> [THE REQUEST]:
Look through the material and copy each line holding "this".

(Saved entries)
○ ○ ○ ○ ○ ○ ○

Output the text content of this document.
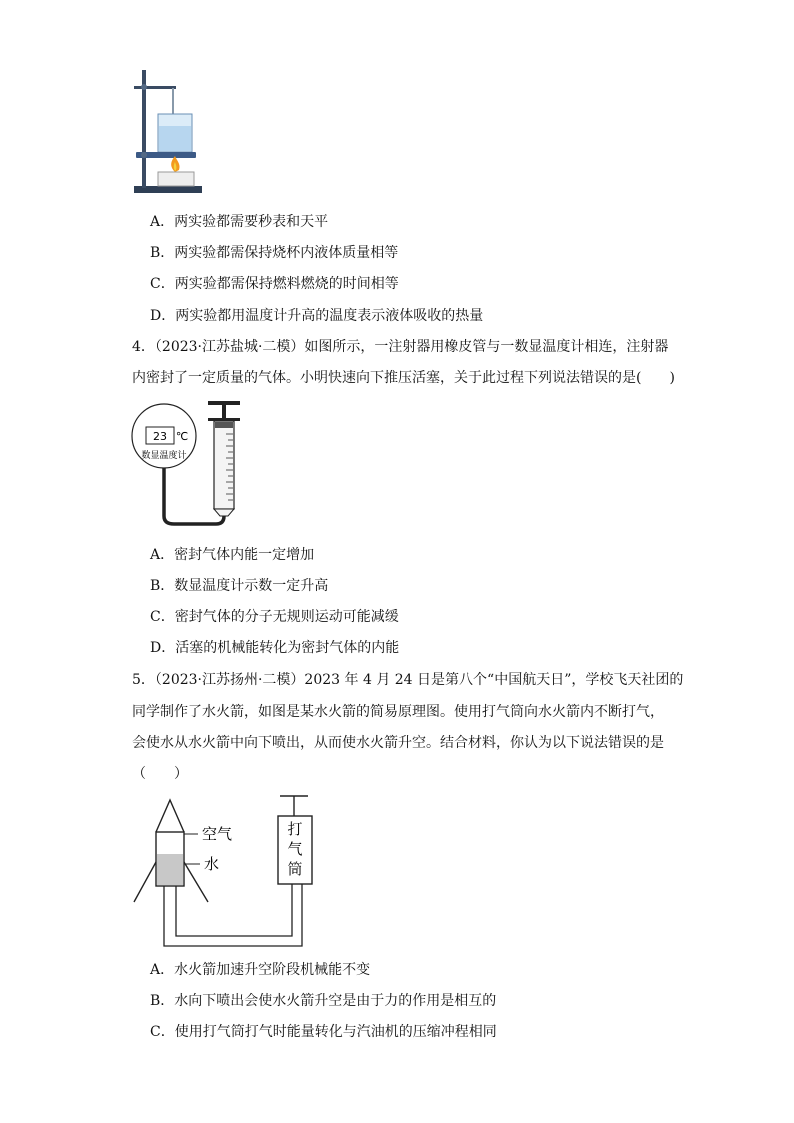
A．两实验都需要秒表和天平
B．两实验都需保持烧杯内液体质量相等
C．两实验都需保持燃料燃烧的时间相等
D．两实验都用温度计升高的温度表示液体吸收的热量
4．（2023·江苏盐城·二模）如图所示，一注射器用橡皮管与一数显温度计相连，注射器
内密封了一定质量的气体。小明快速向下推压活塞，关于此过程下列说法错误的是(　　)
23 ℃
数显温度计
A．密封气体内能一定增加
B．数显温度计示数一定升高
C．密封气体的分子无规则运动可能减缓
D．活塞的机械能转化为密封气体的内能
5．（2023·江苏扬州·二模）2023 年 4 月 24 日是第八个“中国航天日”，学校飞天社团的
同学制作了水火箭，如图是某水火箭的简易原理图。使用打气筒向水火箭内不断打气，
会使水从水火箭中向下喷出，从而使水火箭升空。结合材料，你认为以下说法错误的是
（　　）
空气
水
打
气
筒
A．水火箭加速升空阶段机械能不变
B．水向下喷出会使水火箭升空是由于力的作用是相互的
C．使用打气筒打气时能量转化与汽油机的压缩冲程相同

○ ○ ○ ○ ○ ○ ○

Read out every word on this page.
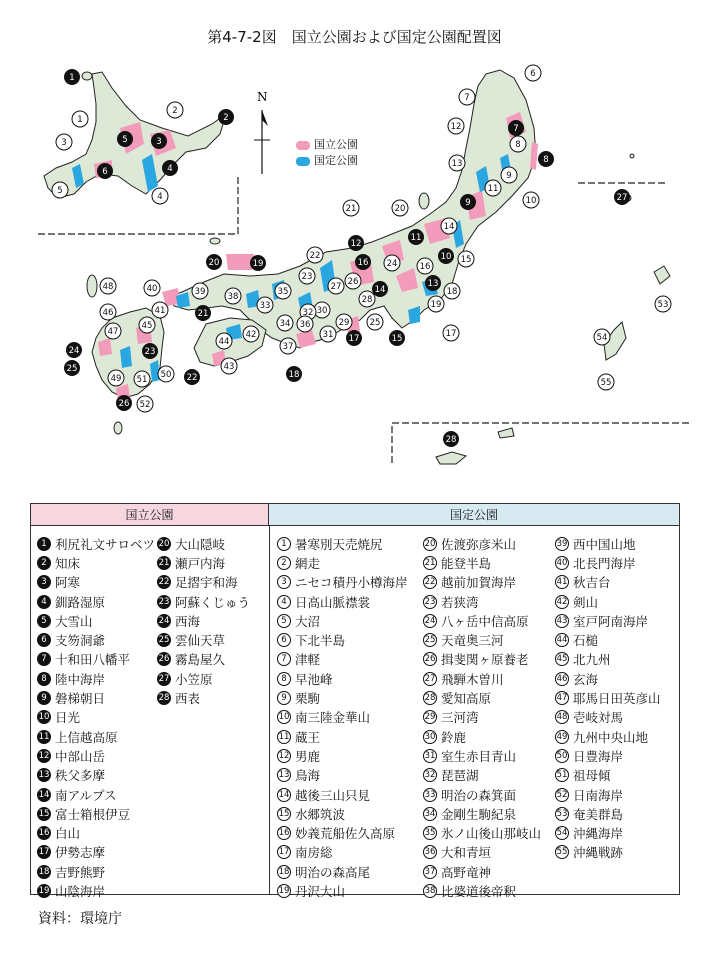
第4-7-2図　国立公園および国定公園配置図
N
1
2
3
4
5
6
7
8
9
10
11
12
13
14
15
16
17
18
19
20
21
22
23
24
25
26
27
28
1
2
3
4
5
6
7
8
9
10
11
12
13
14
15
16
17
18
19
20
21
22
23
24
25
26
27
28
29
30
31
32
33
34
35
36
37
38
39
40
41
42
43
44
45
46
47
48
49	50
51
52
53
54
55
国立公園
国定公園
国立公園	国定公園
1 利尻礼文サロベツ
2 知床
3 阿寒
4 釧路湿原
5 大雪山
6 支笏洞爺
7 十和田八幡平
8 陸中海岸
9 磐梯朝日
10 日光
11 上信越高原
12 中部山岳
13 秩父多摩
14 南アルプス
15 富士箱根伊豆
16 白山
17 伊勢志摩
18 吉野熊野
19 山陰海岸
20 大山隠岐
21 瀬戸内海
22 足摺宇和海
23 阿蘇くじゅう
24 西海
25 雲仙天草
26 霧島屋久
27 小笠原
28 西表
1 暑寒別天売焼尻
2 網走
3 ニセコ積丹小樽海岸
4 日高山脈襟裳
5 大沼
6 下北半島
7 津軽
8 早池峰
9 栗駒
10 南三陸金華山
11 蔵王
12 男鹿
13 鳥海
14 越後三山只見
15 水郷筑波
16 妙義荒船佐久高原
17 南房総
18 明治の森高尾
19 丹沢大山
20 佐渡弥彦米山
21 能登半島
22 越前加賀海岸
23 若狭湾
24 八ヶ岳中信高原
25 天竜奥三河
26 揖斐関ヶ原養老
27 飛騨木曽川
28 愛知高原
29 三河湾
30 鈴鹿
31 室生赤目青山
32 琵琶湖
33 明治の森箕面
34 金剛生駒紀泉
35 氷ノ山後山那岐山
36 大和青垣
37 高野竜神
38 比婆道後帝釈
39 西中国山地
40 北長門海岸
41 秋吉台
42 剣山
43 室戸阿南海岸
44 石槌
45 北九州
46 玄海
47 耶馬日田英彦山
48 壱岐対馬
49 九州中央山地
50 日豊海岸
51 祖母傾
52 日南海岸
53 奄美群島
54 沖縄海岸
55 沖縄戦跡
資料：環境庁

○ ○ ○ ○ ○ ○ ○

> [EXERCISE OUTPUT]:
Output the text content of this document.
Read out every word on this page.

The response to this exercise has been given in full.